— Start of Given records —

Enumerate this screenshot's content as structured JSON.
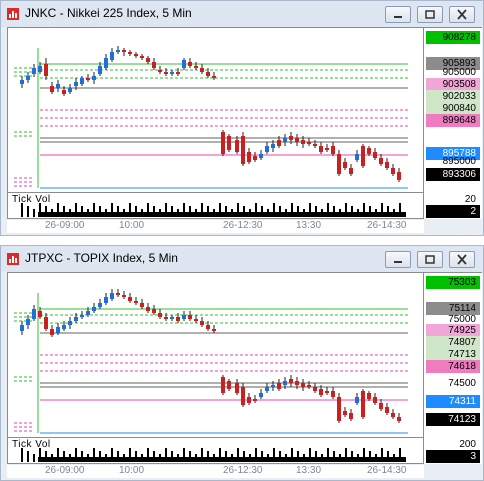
{
  "windows": [
    {
      "title": "JNKC - Nikkei 225 Index, 5 Min",
      "price_labels": [
        {
          "text": "908278",
          "bg": "#00c000",
          "color": "#000000",
          "kind": "boxed"
        },
        {
          "text": "905893",
          "bg": "#8c8c8c",
          "color": "#000000",
          "kind": "boxed"
        },
        {
          "text": "905000",
          "bg": "",
          "color": "#000000",
          "kind": "plain"
        },
        {
          "text": "903508",
          "bg": "#f2a6d8",
          "color": "#000000",
          "kind": "boxed"
        },
        {
          "text": "902033",
          "bg": "#cfe6c8",
          "color": "#000000",
          "kind": "boxed"
        },
        {
          "text": "900840",
          "bg": "#cfe6c8",
          "color": "#000000",
          "kind": "boxed"
        },
        {
          "text": "899648",
          "bg": "#f07cc0",
          "color": "#000000",
          "kind": "boxed"
        },
        {
          "text": "895788",
          "bg": "#1e8cff",
          "color": "#ffffff",
          "kind": "boxed"
        },
        {
          "text": "895000",
          "bg": "",
          "color": "#000000",
          "kind": "plain"
        },
        {
          "text": "893306",
          "bg": "#000000",
          "color": "#ffffff",
          "kind": "boxed"
        }
      ],
      "volume": {
        "label": "Tick Vol",
        "scale": "20",
        "current": "2"
      },
      "time_labels": [
        "26-09:00",
        "10:00",
        "26-12:30",
        "13:30",
        "26-14:30"
      ]
    },
    {
      "title": "JTPXC - TOPIX Index, 5 Min",
      "price_labels": [
        {
          "text": "75303",
          "bg": "#00c000",
          "color": "#000000",
          "kind": "boxed"
        },
        {
          "text": "75114",
          "bg": "#8c8c8c",
          "color": "#000000",
          "kind": "boxed"
        },
        {
          "text": "75000",
          "bg": "",
          "color": "#000000",
          "kind": "plain"
        },
        {
          "text": "74925",
          "bg": "#f2a6d8",
          "color": "#000000",
          "kind": "boxed"
        },
        {
          "text": "74807",
          "bg": "#cfe6c8",
          "color": "#000000",
          "kind": "boxed"
        },
        {
          "text": "74713",
          "bg": "#cfe6c8",
          "color": "#000000",
          "kind": "boxed"
        },
        {
          "text": "74618",
          "bg": "#f07cc0",
          "color": "#000000",
          "kind": "boxed"
        },
        {
          "text": "74500",
          "bg": "",
          "color": "#000000",
          "kind": "plain"
        },
        {
          "text": "74311",
          "bg": "#1e8cff",
          "color": "#ffffff",
          "kind": "boxed"
        },
        {
          "text": "74123",
          "bg": "#000000",
          "color": "#ffffff",
          "kind": "boxed"
        }
      ],
      "volume": {
        "label": "Tick Vol",
        "scale": "200",
        "current": "3"
      },
      "time_labels": [
        "26-09:00",
        "10:00",
        "26-12:30",
        "13:30",
        "26-14:30"
      ]
    }
  ],
  "colors": {
    "bull": "#1e6fd9",
    "bear": "#cc2020",
    "green_level": "#00c000",
    "pink_level": "#e64aa8",
    "blue_level": "#1e8cff"
  }
}
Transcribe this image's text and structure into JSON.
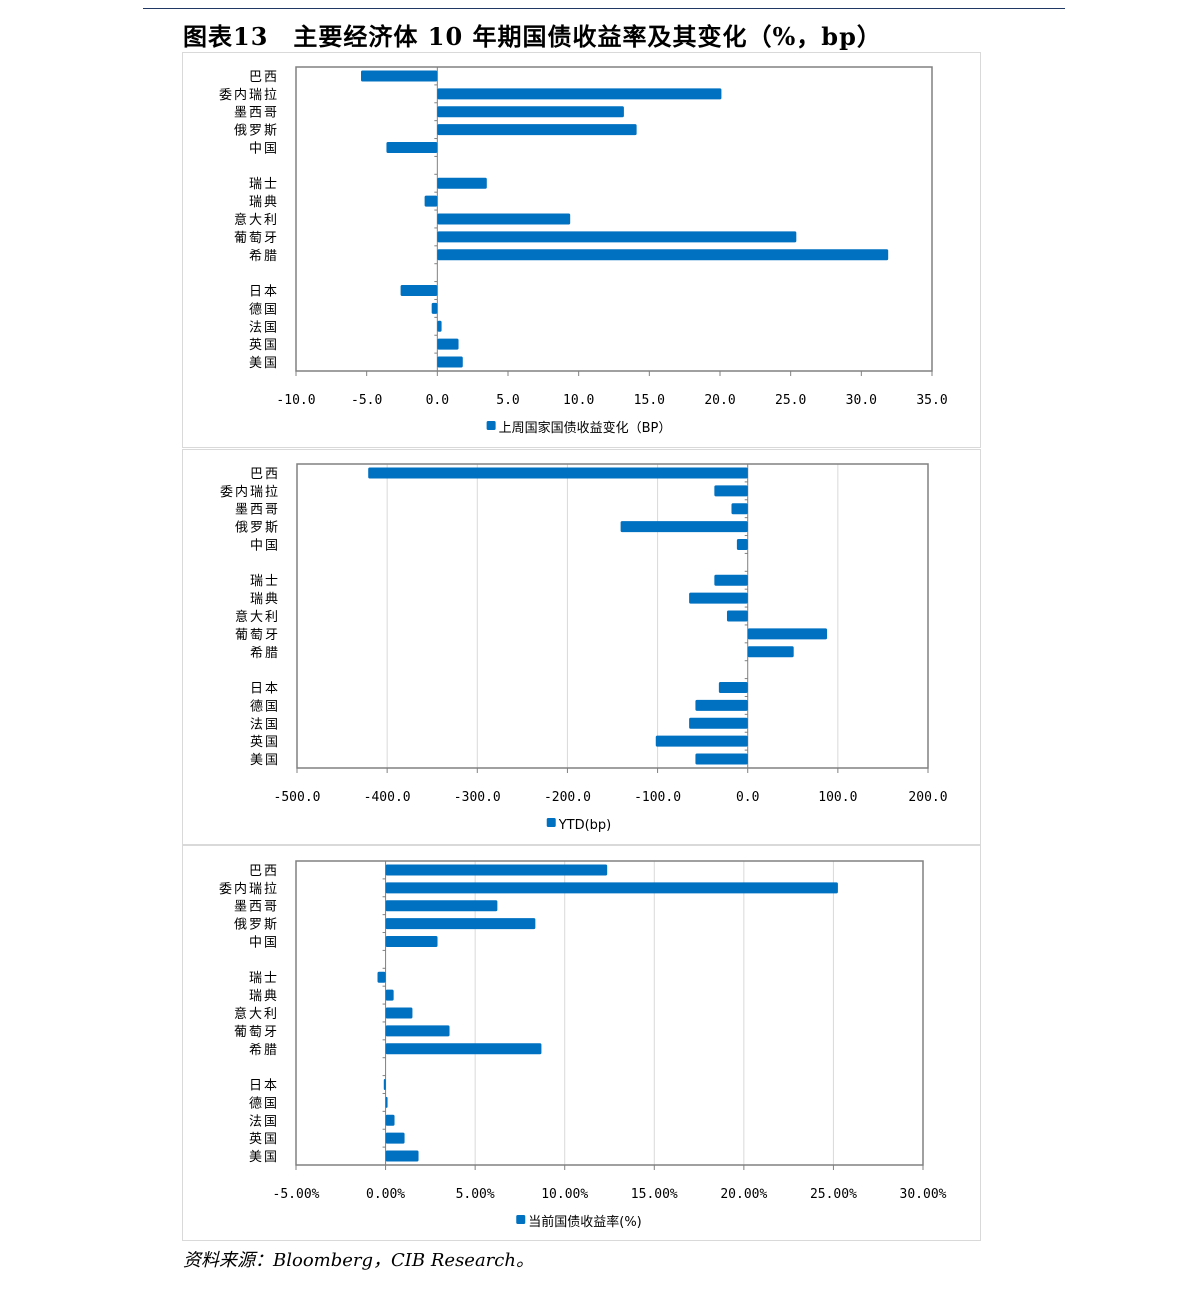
{
  "title": "图表13　主要经济体 10 年期国债收益率及其变化（%，bp）",
  "source": "资料来源：Bloomberg，CIB Research。",
  "colors": {
    "bar": "#0070c0",
    "axis": "#808080",
    "grid": "#d9d9d9"
  },
  "chart_data": [
    {
      "type": "bar",
      "orientation": "horizontal",
      "categories": [
        "巴西",
        "委内瑞拉",
        "墨西哥",
        "俄罗斯",
        "中国",
        "",
        "瑞士",
        "瑞典",
        "意大利",
        "葡萄牙",
        "希腊",
        "",
        "日本",
        "德国",
        "法国",
        "英国",
        "美国"
      ],
      "series": [
        {
          "name": "上周国家国债收益变化（BP）",
          "values": [
            -5.4,
            20.1,
            13.2,
            14.1,
            -3.6,
            null,
            3.5,
            -0.9,
            9.4,
            25.4,
            31.9,
            null,
            -2.6,
            -0.4,
            0.3,
            1.5,
            1.8
          ]
        }
      ],
      "xlim": [
        -10,
        35
      ],
      "xticks": [
        -10,
        -5,
        0,
        5,
        10,
        15,
        20,
        25,
        30,
        35
      ],
      "tick_labels": [
        "-10.0",
        "-5.0",
        "0.0",
        "5.0",
        "10.0",
        "15.0",
        "20.0",
        "25.0",
        "30.0",
        "35.0"
      ],
      "grid": false,
      "legend": "bottom"
    },
    {
      "type": "bar",
      "orientation": "horizontal",
      "categories": [
        "巴西",
        "委内瑞拉",
        "墨西哥",
        "俄罗斯",
        "中国",
        "",
        "瑞士",
        "瑞典",
        "意大利",
        "葡萄牙",
        "希腊",
        "",
        "日本",
        "德国",
        "法国",
        "英国",
        "美国"
      ],
      "series": [
        {
          "name": "YTD(bp)",
          "values": [
            -421,
            -37,
            -18,
            -141,
            -12,
            null,
            -37,
            -65,
            -23,
            88,
            51,
            null,
            -32,
            -58,
            -65,
            -102,
            -58
          ]
        }
      ],
      "xlim": [
        -500,
        200
      ],
      "xticks": [
        -500,
        -400,
        -300,
        -200,
        -100,
        0,
        100,
        200
      ],
      "tick_labels": [
        "-500.0",
        "-400.0",
        "-300.0",
        "-200.0",
        "-100.0",
        "0.0",
        "100.0",
        "200.0"
      ],
      "grid": true,
      "legend": "bottom"
    },
    {
      "type": "bar",
      "orientation": "horizontal",
      "categories": [
        "巴西",
        "委内瑞拉",
        "墨西哥",
        "俄罗斯",
        "中国",
        "",
        "瑞士",
        "瑞典",
        "意大利",
        "葡萄牙",
        "希腊",
        "",
        "日本",
        "德国",
        "法国",
        "英国",
        "美国"
      ],
      "series": [
        {
          "name": "当前国债收益率(%)",
          "values": [
            12.37,
            25.25,
            6.24,
            8.36,
            2.9,
            null,
            -0.45,
            0.45,
            1.5,
            3.57,
            8.7,
            null,
            -0.1,
            0.05,
            0.5,
            1.06,
            1.84
          ]
        }
      ],
      "xlim": [
        -5,
        30
      ],
      "xticks": [
        -5,
        0,
        5,
        10,
        15,
        20,
        25,
        30
      ],
      "tick_labels": [
        "-5.00%",
        "0.00%",
        "5.00%",
        "10.00%",
        "15.00%",
        "20.00%",
        "25.00%",
        "30.00%"
      ],
      "grid": true,
      "legend": "bottom"
    }
  ]
}
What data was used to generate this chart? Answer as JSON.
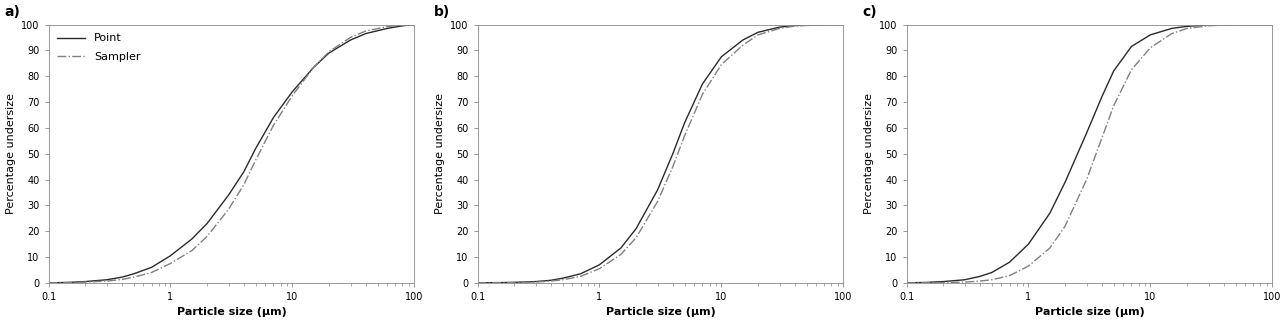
{
  "panels": [
    {
      "label": "a)",
      "point_x": [
        0.1,
        0.15,
        0.2,
        0.3,
        0.4,
        0.5,
        0.7,
        1.0,
        1.5,
        2.0,
        3.0,
        4.0,
        5.0,
        7.0,
        10.0,
        15.0,
        20.0,
        30.0,
        40.0,
        60.0,
        80.0,
        100.0
      ],
      "point_y": [
        0.0,
        0.2,
        0.5,
        1.2,
        2.2,
        3.5,
        6.0,
        10.5,
        17.0,
        23.0,
        34.0,
        43.0,
        52.0,
        64.0,
        74.0,
        83.5,
        89.0,
        94.0,
        96.5,
        98.5,
        99.5,
        100.0
      ],
      "sampler_x": [
        0.1,
        0.15,
        0.2,
        0.3,
        0.4,
        0.5,
        0.7,
        1.0,
        1.5,
        2.0,
        3.0,
        4.0,
        5.0,
        7.0,
        10.0,
        15.0,
        20.0,
        30.0,
        40.0,
        60.0,
        80.0,
        100.0
      ],
      "sampler_y": [
        0.0,
        0.1,
        0.3,
        0.7,
        1.3,
        2.2,
        4.0,
        7.5,
        12.5,
        18.0,
        28.5,
        38.0,
        47.5,
        61.0,
        72.5,
        83.5,
        89.5,
        95.0,
        97.5,
        99.2,
        99.8,
        100.0
      ],
      "show_legend": true,
      "ylabel": "Percentage undersize"
    },
    {
      "label": "b)",
      "point_x": [
        0.1,
        0.15,
        0.2,
        0.3,
        0.4,
        0.5,
        0.7,
        1.0,
        1.5,
        2.0,
        3.0,
        4.0,
        5.0,
        7.0,
        10.0,
        15.0,
        20.0,
        30.0,
        40.0,
        60.0,
        80.0,
        100.0
      ],
      "point_y": [
        0.0,
        0.1,
        0.2,
        0.5,
        1.0,
        1.8,
        3.5,
        7.0,
        13.5,
        21.0,
        36.0,
        50.0,
        62.0,
        77.0,
        87.5,
        94.0,
        97.0,
        99.0,
        99.6,
        99.9,
        100.0,
        100.0
      ],
      "sampler_x": [
        0.1,
        0.15,
        0.2,
        0.3,
        0.4,
        0.5,
        0.7,
        1.0,
        1.5,
        2.0,
        3.0,
        4.0,
        5.0,
        7.0,
        10.0,
        15.0,
        20.0,
        30.0,
        40.0,
        60.0,
        80.0,
        100.0
      ],
      "sampler_y": [
        0.0,
        0.05,
        0.1,
        0.3,
        0.7,
        1.2,
        2.5,
        5.5,
        11.0,
        17.5,
        31.5,
        45.0,
        57.0,
        73.0,
        84.5,
        92.0,
        96.0,
        98.5,
        99.4,
        99.8,
        100.0,
        100.0
      ],
      "show_legend": false,
      "ylabel": "Percentage undersize"
    },
    {
      "label": "c)",
      "point_x": [
        0.1,
        0.15,
        0.2,
        0.3,
        0.4,
        0.5,
        0.7,
        1.0,
        1.5,
        2.0,
        3.0,
        4.0,
        5.0,
        7.0,
        10.0,
        15.0,
        20.0,
        30.0,
        40.0,
        60.0,
        80.0,
        100.0
      ],
      "point_y": [
        0.0,
        0.2,
        0.5,
        1.2,
        2.5,
        4.0,
        8.0,
        15.0,
        27.0,
        39.0,
        58.0,
        72.0,
        82.0,
        91.5,
        96.0,
        98.5,
        99.3,
        99.8,
        99.95,
        100.0,
        100.0,
        100.0
      ],
      "sampler_x": [
        0.1,
        0.15,
        0.2,
        0.3,
        0.4,
        0.5,
        0.7,
        1.0,
        1.5,
        2.0,
        3.0,
        4.0,
        5.0,
        7.0,
        10.0,
        15.0,
        20.0,
        30.0,
        40.0,
        60.0,
        80.0,
        100.0
      ],
      "sampler_y": [
        0.0,
        0.05,
        0.1,
        0.3,
        0.7,
        1.2,
        2.8,
        6.5,
        13.5,
        22.0,
        40.0,
        56.0,
        68.5,
        82.5,
        91.0,
        96.5,
        98.5,
        99.5,
        99.8,
        100.0,
        100.0,
        100.0
      ],
      "show_legend": false,
      "ylabel": "Percentage undersize"
    }
  ],
  "xlabel": "Particle size (μm)",
  "xlim": [
    0.1,
    100
  ],
  "ylim": [
    0,
    100
  ],
  "yticks": [
    0,
    10,
    20,
    30,
    40,
    50,
    60,
    70,
    80,
    90,
    100
  ],
  "line_color": "#2a2a2a",
  "sampler_color": "#808080",
  "line_style_point": "-",
  "line_style_sampler": "-.",
  "line_width": 1.0,
  "legend_label_point": "Point",
  "legend_label_sampler": "Sampler",
  "background_color": "#ffffff",
  "tick_fontsize": 7,
  "label_fontsize": 8,
  "panel_label_fontsize": 10
}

— End of Given records —

## To be done
Count the lines of the material that include the word "title", then report only the total.

## Solved problem
3